_Exercise objective:_ List every command that the MegaCLI installation notes show being typed to install MegaCLI on Ubuntu.

The problem I find with the WebBIOS utility is that although one can stop the beeping via a mouse click, to exit the utility one has to reboot. The reboot then starts the beeping again! I would also like to see the progress of the rebuild, but there seems to be no way except to boot into the utility again, which seems overkill.

MegaCLI

There is a command-line utility provided by LSI called MegaCLI, and after a lot of work I finally was able to get it installed. I had previously tried to install another utility called StorCLI, but ultimately determined that it does not work with the series of controller we have. Note that the installation procedure below is for documentation purposes, but should not be needed again now that MegaCLI has been installed.

installation

To install MegaCLI, I first found it on the Avago Technologies website (it was not obvious, but when I entered the product number and then typed megacli in the search, it did come up. I downloaded MegaCLI_5.5, in the form of a zip file, and unzipped it, which created a bunch of directories including Linux. In that subdirectory, I found MegaCli-8.07.14-1.noarch.rpm. In order to install it on an Ubuntu system, I had to install alien, e.g.

sudo apt-get install alien

and then type

alien –scripts MegaCli-8.07.14-1.noarch.rpm

This resulting in the creation of a file

megacli_8.07_14-2_all.deb

I then installed this with the command

sudo dpkg –i megacli_8.07_14-2_all.deb

The end result was to create the file (and associated library)

_Source data:_
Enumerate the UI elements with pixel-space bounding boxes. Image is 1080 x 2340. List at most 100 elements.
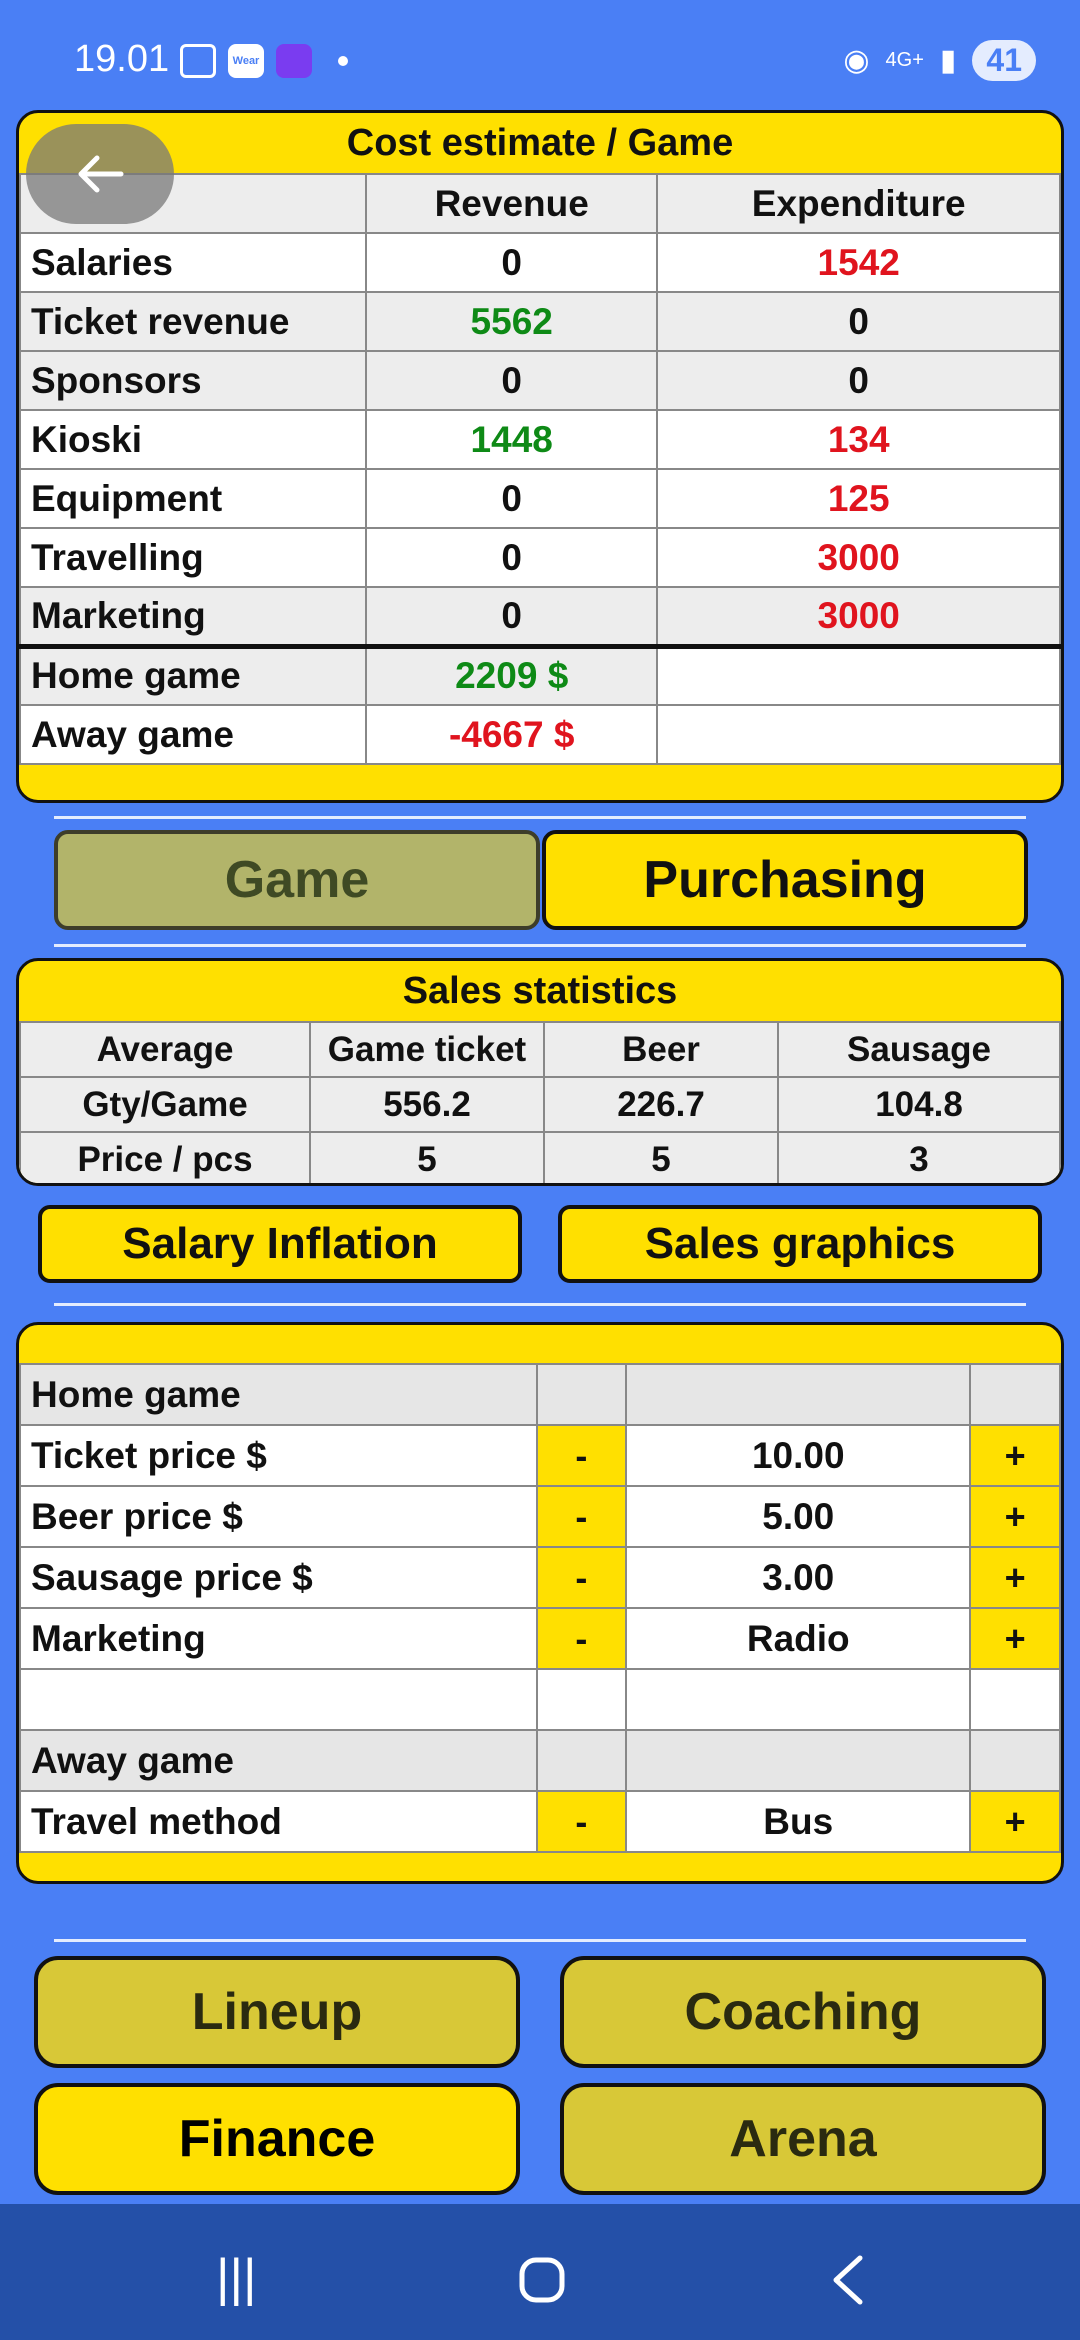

_Exercise output:_
- sudo apt-get install alien
- alien –scripts MegaCli-8.07.14-1.noarch.rpm
- sudo dpkg –i megacli_8.07_14-2_all.deb